# Data supplied start
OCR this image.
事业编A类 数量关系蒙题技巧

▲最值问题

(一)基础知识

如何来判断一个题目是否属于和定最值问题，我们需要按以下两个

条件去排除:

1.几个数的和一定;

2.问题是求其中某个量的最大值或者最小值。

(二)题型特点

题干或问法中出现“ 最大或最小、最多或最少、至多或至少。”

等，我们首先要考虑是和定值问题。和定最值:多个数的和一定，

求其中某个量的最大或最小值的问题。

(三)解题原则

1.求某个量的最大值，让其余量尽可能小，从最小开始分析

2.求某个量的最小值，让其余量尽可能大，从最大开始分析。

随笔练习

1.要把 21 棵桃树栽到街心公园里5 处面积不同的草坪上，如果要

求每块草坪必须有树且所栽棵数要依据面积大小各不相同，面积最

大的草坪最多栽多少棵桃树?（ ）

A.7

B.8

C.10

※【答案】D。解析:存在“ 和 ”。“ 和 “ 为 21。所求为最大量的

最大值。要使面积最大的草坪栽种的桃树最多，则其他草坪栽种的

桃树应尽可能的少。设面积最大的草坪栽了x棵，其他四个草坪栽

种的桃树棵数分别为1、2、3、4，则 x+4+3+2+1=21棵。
# Data supplied end
# Data supplied start
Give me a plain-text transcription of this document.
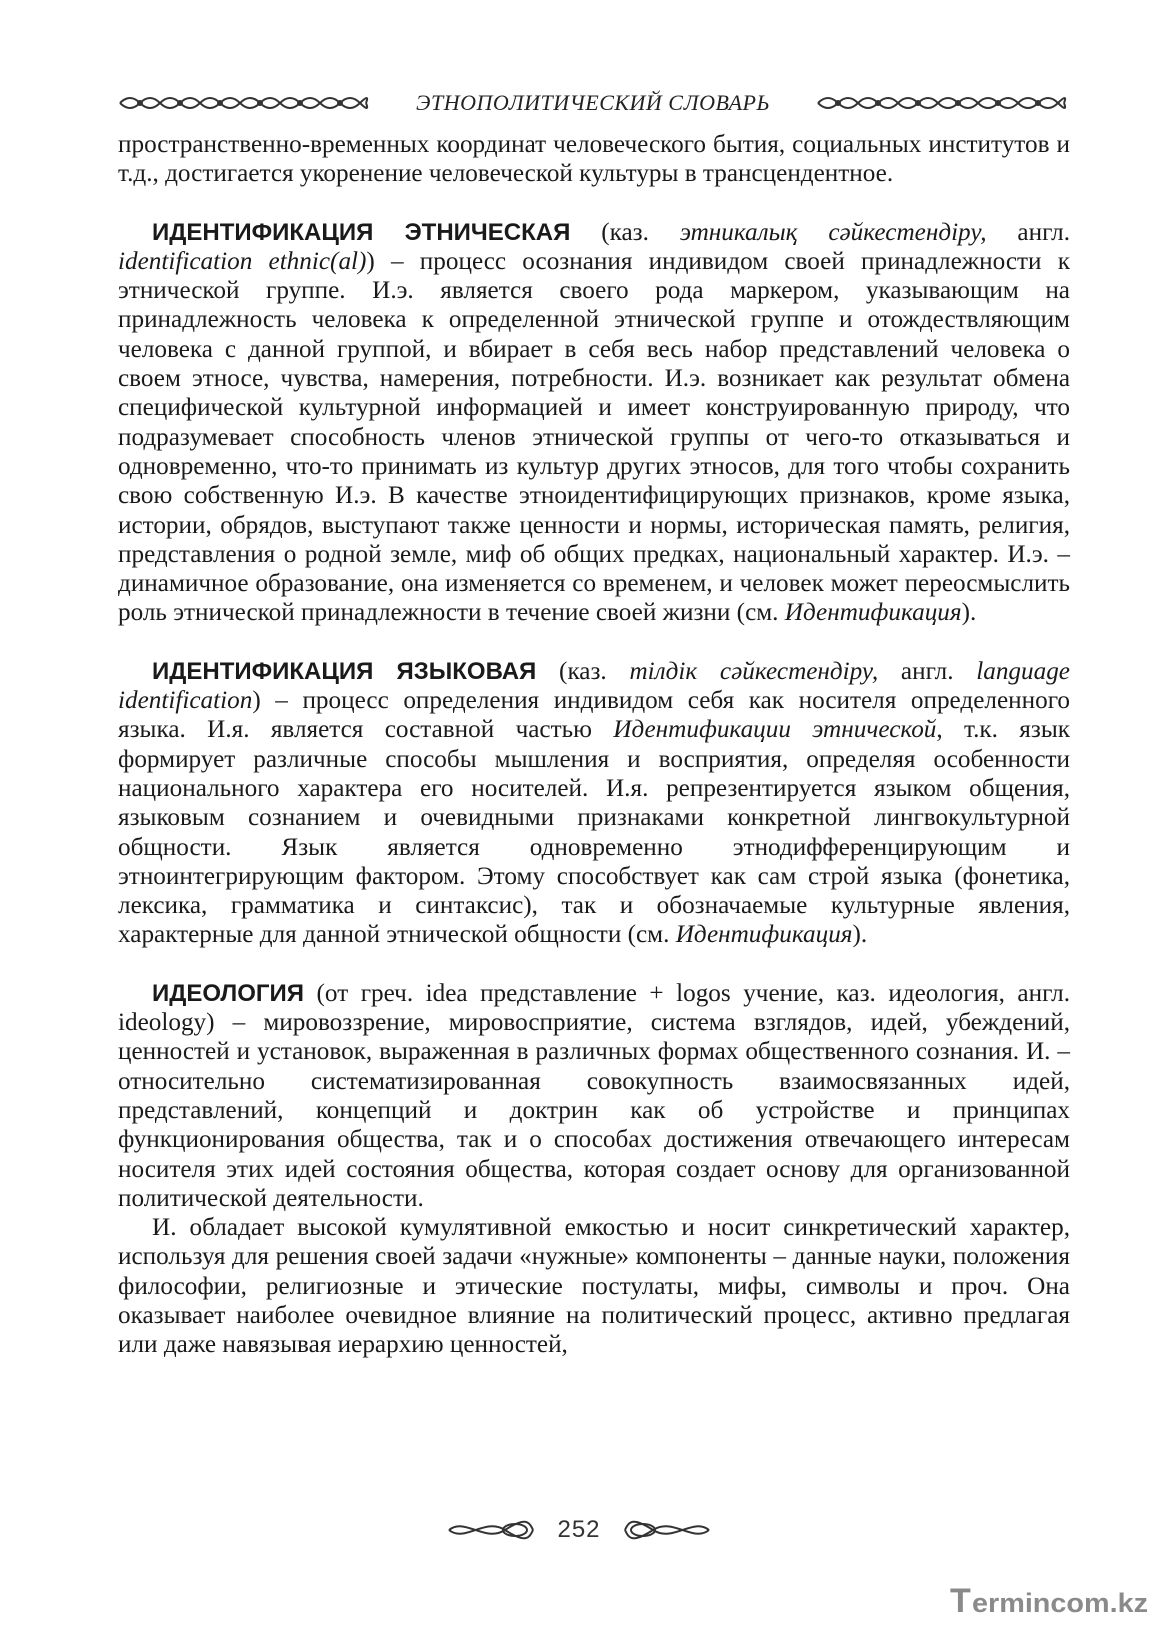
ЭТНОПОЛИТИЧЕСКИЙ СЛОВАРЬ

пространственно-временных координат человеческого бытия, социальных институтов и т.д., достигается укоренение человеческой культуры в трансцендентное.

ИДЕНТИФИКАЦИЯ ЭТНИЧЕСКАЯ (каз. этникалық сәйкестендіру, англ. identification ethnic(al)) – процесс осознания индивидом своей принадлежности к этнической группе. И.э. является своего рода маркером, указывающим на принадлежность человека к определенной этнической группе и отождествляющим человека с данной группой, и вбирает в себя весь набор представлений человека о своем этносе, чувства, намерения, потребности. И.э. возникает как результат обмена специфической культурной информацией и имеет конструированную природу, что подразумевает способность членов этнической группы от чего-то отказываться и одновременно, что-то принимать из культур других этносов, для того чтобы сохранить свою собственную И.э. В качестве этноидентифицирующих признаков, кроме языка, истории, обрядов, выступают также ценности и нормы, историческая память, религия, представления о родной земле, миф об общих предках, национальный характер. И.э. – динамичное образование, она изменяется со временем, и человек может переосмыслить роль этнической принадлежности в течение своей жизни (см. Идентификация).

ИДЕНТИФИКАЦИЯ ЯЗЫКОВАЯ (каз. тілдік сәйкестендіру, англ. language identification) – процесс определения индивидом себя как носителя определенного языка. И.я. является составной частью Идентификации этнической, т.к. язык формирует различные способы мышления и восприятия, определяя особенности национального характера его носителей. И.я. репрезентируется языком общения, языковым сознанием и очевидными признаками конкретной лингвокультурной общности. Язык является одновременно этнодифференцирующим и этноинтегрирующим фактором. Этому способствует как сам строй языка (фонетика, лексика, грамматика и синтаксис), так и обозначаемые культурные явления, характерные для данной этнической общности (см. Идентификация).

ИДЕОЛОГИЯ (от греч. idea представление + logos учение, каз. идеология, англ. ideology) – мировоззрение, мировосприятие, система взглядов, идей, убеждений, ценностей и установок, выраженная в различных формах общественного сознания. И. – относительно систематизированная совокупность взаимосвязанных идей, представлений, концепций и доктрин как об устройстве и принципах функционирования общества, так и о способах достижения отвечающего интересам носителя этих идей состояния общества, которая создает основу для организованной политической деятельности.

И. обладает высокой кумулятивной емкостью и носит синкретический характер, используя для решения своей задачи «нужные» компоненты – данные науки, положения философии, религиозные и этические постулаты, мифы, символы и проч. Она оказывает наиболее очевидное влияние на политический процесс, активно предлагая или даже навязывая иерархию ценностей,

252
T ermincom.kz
# Data supplied end
**What to work on**
Scan the entries above. Copy each line that has the string "this".

**Task output**
OCR this image.
Give me a plain-text transcription of this document.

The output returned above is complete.